▶ Set exercise:
Give the number of lines below that contain "ylabel", with no other output.

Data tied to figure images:
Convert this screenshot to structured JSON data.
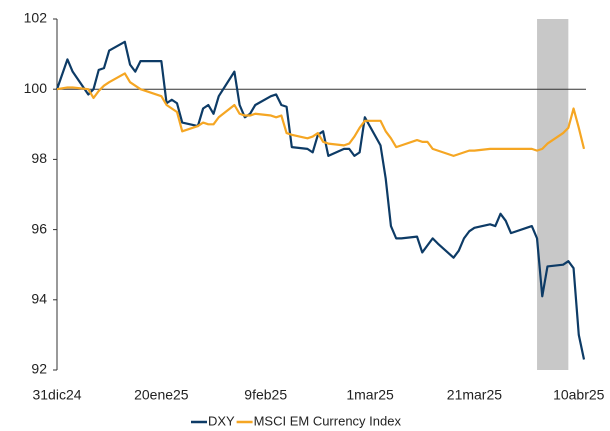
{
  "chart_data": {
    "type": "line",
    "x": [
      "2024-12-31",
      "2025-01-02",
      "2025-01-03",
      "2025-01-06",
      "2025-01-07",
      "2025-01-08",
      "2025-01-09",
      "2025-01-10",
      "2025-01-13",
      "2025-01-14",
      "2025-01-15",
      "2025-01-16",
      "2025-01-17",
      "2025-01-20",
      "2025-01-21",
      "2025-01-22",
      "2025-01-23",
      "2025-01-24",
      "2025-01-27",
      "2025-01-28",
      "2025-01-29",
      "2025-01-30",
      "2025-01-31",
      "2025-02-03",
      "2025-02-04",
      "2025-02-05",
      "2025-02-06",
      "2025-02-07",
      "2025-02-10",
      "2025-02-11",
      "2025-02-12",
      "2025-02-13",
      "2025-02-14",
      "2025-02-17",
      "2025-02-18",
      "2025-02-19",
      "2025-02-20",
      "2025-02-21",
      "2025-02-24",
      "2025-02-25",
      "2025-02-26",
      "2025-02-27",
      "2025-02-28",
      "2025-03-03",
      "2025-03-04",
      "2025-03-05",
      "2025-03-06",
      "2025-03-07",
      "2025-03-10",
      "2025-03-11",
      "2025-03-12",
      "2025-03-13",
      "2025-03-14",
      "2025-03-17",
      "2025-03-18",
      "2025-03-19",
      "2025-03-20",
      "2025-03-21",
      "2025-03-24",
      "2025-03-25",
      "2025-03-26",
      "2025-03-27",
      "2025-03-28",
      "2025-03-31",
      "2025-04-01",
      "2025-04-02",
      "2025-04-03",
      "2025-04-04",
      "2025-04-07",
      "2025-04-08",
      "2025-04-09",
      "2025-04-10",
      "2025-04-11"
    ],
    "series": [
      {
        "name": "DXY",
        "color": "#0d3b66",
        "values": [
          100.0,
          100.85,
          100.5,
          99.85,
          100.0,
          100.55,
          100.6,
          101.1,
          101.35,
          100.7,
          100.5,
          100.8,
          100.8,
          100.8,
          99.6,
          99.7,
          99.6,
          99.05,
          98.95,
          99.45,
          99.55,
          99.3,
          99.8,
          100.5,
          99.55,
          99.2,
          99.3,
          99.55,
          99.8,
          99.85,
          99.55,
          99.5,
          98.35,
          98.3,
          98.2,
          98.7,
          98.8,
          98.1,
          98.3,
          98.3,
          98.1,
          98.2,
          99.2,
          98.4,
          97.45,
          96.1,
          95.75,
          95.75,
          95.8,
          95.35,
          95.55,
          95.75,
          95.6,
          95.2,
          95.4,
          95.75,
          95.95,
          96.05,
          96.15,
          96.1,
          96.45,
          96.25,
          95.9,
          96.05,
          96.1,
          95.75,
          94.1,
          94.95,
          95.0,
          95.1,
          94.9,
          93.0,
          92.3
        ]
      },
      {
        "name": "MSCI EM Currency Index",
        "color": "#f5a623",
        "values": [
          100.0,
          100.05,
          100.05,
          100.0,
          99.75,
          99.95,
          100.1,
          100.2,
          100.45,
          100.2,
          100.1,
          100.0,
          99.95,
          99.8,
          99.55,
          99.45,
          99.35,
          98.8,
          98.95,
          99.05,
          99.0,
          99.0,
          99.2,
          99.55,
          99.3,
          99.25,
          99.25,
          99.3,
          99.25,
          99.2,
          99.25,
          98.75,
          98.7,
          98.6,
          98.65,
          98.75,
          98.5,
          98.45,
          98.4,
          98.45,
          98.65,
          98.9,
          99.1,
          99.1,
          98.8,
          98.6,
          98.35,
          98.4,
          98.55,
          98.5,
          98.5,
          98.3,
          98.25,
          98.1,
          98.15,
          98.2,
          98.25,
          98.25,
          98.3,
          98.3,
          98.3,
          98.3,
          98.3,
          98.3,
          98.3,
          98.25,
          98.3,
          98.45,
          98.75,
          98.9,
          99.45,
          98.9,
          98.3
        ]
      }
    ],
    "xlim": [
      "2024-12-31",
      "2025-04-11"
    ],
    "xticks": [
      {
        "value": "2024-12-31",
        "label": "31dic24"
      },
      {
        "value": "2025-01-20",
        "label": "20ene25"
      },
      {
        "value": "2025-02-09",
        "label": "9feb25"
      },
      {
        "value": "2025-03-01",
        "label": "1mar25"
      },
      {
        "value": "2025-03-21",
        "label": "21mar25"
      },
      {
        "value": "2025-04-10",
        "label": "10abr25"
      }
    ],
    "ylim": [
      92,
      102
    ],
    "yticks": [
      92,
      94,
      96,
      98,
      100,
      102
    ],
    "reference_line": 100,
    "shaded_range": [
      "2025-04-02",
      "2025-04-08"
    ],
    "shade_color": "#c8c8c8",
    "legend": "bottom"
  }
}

---

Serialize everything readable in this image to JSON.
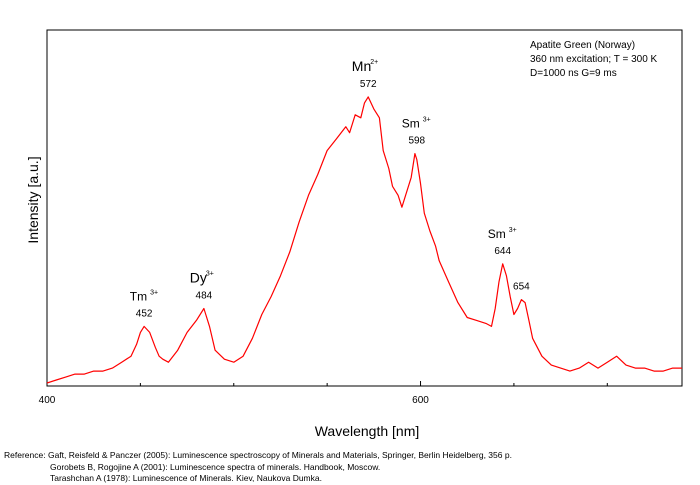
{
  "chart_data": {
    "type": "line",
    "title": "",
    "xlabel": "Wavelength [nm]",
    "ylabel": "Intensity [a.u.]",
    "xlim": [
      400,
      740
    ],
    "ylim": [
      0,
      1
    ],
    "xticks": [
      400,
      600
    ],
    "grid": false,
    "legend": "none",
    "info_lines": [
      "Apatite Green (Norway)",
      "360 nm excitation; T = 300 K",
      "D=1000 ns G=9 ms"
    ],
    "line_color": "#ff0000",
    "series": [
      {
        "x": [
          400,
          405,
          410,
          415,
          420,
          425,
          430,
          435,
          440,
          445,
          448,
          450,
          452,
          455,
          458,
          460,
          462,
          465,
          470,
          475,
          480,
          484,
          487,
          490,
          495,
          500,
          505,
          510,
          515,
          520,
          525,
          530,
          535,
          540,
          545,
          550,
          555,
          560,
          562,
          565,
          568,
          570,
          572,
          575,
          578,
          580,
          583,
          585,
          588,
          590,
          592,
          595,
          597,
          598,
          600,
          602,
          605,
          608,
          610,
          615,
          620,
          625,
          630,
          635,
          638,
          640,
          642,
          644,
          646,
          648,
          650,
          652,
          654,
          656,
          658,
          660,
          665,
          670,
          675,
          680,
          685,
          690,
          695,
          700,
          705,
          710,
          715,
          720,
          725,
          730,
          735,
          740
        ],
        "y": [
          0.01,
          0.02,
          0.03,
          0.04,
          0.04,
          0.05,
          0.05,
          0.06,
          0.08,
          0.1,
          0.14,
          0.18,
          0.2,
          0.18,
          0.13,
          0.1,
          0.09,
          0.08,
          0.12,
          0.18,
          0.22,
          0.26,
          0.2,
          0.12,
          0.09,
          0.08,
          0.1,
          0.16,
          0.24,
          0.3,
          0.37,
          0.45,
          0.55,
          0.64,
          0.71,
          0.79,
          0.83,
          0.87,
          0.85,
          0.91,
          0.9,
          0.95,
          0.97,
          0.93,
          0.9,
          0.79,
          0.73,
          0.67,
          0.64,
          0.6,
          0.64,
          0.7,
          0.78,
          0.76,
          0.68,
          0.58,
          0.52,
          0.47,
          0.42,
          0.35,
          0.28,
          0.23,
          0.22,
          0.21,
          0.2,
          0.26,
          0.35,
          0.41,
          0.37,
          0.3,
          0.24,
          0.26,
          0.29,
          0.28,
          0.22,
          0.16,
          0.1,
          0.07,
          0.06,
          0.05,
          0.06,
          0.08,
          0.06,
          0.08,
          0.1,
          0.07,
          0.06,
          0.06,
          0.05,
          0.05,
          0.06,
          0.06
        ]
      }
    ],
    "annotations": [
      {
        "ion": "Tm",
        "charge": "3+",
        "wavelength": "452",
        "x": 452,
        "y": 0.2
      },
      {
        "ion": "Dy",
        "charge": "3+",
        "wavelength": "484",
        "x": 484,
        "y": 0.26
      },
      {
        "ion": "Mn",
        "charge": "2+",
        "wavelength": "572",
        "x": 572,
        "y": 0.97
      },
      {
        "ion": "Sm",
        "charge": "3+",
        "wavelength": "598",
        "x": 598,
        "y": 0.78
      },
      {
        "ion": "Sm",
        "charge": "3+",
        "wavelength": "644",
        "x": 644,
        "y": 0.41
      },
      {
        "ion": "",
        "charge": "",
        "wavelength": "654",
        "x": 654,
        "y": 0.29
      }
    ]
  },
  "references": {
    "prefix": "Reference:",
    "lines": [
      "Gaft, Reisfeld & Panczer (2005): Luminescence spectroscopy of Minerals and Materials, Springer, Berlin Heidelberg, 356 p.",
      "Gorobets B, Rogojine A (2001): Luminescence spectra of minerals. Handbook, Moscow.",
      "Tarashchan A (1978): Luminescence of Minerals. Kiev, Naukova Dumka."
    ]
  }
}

...

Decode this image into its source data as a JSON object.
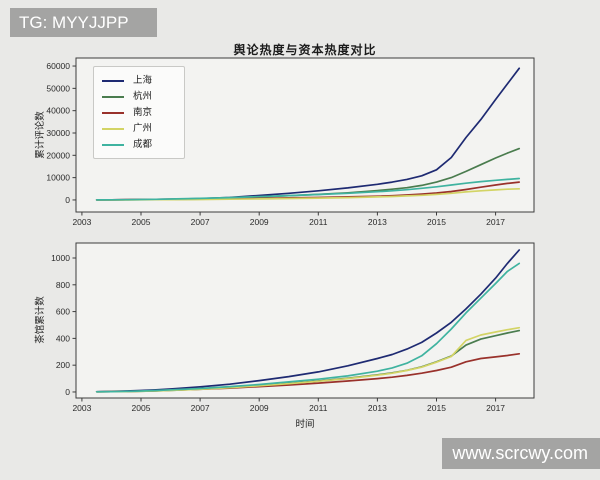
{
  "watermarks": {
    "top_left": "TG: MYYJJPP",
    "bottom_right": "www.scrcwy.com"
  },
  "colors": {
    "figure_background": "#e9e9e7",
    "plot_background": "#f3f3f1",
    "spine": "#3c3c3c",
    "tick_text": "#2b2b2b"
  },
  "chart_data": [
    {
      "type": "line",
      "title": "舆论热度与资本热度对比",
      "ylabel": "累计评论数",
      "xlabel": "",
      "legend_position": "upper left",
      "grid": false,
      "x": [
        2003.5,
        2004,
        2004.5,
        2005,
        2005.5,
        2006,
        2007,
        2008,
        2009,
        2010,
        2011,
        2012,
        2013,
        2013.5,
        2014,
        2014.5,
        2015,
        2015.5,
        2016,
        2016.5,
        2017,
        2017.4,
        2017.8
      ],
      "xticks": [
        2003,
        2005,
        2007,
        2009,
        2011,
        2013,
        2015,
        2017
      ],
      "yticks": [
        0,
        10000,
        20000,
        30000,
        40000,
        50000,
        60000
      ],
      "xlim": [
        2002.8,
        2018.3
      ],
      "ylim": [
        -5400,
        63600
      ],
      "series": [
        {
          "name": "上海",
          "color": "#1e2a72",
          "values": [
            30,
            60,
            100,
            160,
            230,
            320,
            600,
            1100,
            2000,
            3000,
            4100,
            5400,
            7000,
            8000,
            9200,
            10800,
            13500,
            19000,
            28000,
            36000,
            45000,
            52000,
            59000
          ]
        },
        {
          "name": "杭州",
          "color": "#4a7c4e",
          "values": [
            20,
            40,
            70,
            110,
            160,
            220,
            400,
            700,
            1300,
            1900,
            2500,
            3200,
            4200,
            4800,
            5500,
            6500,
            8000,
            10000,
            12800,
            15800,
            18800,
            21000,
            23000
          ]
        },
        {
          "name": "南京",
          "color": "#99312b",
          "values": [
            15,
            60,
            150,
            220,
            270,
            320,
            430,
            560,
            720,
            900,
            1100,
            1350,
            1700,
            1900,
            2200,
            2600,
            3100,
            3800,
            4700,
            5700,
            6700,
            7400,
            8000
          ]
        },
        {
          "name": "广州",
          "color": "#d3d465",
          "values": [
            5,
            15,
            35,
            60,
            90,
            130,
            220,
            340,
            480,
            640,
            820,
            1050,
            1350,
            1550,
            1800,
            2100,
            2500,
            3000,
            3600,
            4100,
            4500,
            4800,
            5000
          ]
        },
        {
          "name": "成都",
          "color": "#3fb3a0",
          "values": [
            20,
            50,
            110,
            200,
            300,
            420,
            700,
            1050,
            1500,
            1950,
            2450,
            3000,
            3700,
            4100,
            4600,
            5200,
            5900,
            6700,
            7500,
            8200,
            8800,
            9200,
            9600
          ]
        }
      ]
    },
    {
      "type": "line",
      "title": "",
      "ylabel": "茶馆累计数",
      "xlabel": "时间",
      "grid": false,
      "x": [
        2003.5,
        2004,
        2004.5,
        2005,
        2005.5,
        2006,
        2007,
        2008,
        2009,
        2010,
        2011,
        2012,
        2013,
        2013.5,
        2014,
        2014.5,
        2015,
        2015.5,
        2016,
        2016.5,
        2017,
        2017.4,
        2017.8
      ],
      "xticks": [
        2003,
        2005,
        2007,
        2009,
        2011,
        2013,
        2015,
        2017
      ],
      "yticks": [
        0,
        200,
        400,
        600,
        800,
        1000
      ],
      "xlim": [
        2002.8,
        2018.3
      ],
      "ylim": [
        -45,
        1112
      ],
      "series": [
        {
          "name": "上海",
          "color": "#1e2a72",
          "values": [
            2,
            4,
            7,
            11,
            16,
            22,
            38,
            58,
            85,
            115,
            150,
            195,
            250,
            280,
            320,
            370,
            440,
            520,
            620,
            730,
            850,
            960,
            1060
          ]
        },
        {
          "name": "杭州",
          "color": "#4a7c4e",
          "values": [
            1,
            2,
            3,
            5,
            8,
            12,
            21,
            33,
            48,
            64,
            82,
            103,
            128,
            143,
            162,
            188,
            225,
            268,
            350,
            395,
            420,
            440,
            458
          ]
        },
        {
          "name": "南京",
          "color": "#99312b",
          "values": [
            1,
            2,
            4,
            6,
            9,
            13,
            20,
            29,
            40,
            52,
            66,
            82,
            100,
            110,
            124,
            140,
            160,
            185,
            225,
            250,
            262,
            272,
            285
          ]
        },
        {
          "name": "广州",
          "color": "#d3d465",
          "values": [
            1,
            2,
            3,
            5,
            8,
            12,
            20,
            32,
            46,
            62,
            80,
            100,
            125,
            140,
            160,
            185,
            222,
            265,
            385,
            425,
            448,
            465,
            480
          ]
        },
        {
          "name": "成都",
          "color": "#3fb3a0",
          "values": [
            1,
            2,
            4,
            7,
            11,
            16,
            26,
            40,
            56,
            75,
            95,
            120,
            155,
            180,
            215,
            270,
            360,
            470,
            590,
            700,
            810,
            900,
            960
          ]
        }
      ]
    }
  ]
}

▶ Result of the task:
3